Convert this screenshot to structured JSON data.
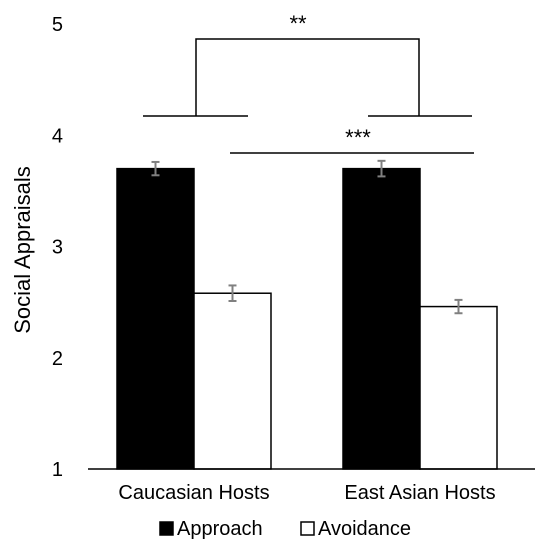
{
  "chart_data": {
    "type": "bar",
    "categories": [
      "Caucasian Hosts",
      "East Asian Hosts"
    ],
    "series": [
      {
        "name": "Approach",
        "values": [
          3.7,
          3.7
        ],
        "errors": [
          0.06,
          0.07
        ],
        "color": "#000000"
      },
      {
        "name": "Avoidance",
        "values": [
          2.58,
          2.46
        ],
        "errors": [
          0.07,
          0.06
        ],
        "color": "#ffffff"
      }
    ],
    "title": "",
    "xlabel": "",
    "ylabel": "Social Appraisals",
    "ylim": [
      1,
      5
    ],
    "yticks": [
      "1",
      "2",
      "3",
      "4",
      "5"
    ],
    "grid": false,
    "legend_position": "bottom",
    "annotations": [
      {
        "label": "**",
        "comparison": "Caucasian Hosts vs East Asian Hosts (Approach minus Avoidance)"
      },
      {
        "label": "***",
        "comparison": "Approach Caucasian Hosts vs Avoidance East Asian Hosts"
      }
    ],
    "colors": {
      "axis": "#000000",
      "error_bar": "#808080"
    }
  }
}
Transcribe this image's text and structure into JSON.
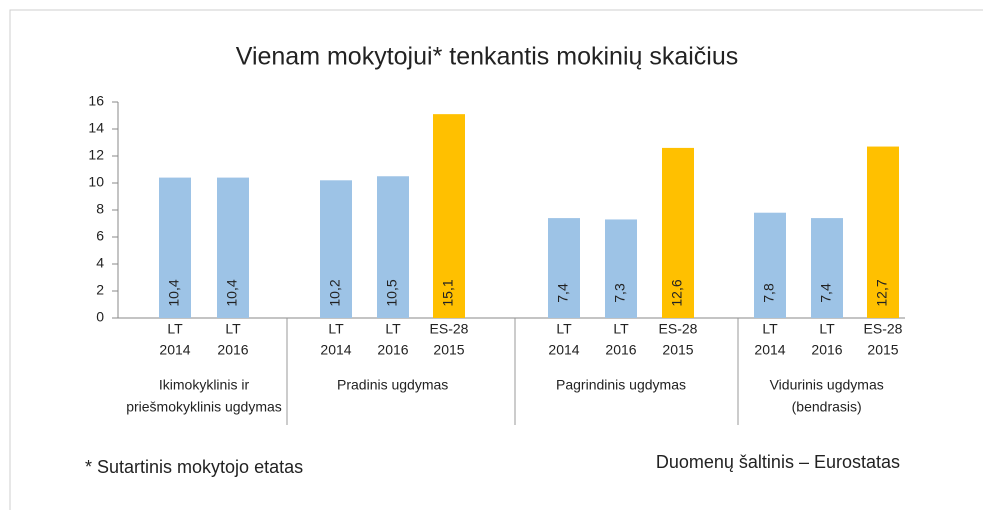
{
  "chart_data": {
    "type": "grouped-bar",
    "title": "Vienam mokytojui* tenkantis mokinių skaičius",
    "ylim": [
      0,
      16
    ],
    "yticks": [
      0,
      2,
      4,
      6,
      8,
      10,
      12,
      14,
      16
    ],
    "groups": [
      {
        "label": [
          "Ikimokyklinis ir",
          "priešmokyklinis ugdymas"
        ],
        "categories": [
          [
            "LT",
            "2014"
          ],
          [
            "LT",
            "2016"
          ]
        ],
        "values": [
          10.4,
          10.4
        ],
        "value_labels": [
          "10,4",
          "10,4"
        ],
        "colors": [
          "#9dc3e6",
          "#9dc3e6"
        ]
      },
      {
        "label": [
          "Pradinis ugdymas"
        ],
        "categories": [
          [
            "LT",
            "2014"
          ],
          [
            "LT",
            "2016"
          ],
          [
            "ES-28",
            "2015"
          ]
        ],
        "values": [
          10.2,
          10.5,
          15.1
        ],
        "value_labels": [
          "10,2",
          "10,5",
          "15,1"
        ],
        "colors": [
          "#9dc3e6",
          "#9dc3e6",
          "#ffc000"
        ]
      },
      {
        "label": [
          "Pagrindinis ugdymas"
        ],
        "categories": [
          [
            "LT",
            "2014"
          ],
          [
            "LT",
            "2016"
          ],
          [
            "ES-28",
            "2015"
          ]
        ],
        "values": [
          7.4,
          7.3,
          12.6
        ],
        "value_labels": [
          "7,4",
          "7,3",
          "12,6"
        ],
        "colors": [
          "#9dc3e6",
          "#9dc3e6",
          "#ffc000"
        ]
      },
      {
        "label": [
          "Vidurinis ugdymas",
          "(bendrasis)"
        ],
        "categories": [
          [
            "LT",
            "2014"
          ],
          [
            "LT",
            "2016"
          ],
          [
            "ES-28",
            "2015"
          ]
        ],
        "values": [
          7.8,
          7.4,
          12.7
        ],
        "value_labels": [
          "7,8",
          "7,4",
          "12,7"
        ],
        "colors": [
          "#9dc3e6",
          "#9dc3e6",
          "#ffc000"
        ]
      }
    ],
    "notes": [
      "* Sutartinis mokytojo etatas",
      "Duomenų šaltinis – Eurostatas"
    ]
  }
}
──────────
**Requirements**
Transcribe the listing above verbatim. Omit the pictures.

**Solution to this exercise**
Convert this screenshot to structured JSON data.
{
  "chart_data": {
    "type": "bar",
    "categories": [
      "Caucasian Hosts",
      "East Asian Hosts"
    ],
    "series": [
      {
        "name": "Approach",
        "values": [
          3.7,
          3.7
        ],
        "errors": [
          0.06,
          0.07
        ],
        "color": "#000000"
      },
      {
        "name": "Avoidance",
        "values": [
          2.58,
          2.46
        ],
        "errors": [
          0.07,
          0.06
        ],
        "color": "#ffffff"
      }
    ],
    "title": "",
    "xlabel": "",
    "ylabel": "Social Appraisals",
    "ylim": [
      1,
      5
    ],
    "yticks": [
      "1",
      "2",
      "3",
      "4",
      "5"
    ],
    "grid": false,
    "legend_position": "bottom",
    "annotations": [
      {
        "label": "**",
        "comparison": "Caucasian Hosts vs East Asian Hosts (Approach minus Avoidance)"
      },
      {
        "label": "***",
        "comparison": "Approach Caucasian Hosts vs Avoidance East Asian Hosts"
      }
    ],
    "colors": {
      "axis": "#000000",
      "error_bar": "#808080"
    }
  }
}
Transcribe this image's text and structure into JSON.
{
  "chart_data": {
    "type": "grouped-bar",
    "title": "Vienam mokytojui* tenkantis mokinių skaičius",
    "ylim": [
      0,
      16
    ],
    "yticks": [
      0,
      2,
      4,
      6,
      8,
      10,
      12,
      14,
      16
    ],
    "groups": [
      {
        "label": [
          "Ikimokyklinis ir",
          "priešmokyklinis ugdymas"
        ],
        "categories": [
          [
            "LT",
            "2014"
          ],
          [
            "LT",
            "2016"
          ]
        ],
        "values": [
          10.4,
          10.4
        ],
        "value_labels": [
          "10,4",
          "10,4"
        ],
        "colors": [
          "#9dc3e6",
          "#9dc3e6"
        ]
      },
      {
        "label": [
          "Pradinis ugdymas"
        ],
        "categories": [
          [
            "LT",
            "2014"
          ],
          [
            "LT",
            "2016"
          ],
          [
            "ES-28",
            "2015"
          ]
        ],
        "values": [
          10.2,
          10.5,
          15.1
        ],
        "value_labels": [
          "10,2",
          "10,5",
          "15,1"
        ],
        "colors": [
          "#9dc3e6",
          "#9dc3e6",
          "#ffc000"
        ]
      },
      {
        "label": [
          "Pagrindinis ugdymas"
        ],
        "categories": [
          [
            "LT",
            "2014"
          ],
          [
            "LT",
            "2016"
          ],
          [
            "ES-28",
            "2015"
          ]
        ],
        "values": [
          7.4,
          7.3,
          12.6
        ],
        "value_labels": [
          "7,4",
          "7,3",
          "12,6"
        ],
        "colors": [
          "#9dc3e6",
          "#9dc3e6",
          "#ffc000"
        ]
      },
      {
        "label": [
          "Vidurinis ugdymas",
          "(bendrasis)"
        ],
        "categories": [
          [
            "LT",
            "2014"
          ],
          [
            "LT",
            "2016"
          ],
          [
            "ES-28",
            "2015"
          ]
        ],
        "values": [
          7.8,
          7.4,
          12.7
        ],
        "value_labels": [
          "7,8",
          "7,4",
          "12,7"
        ],
        "colors": [
          "#9dc3e6",
          "#9dc3e6",
          "#ffc000"
        ]
      }
    ],
    "notes": [
      "* Sutartinis mokytojo etatas",
      "Duomenų šaltinis – Eurostatas"
    ]
  }
}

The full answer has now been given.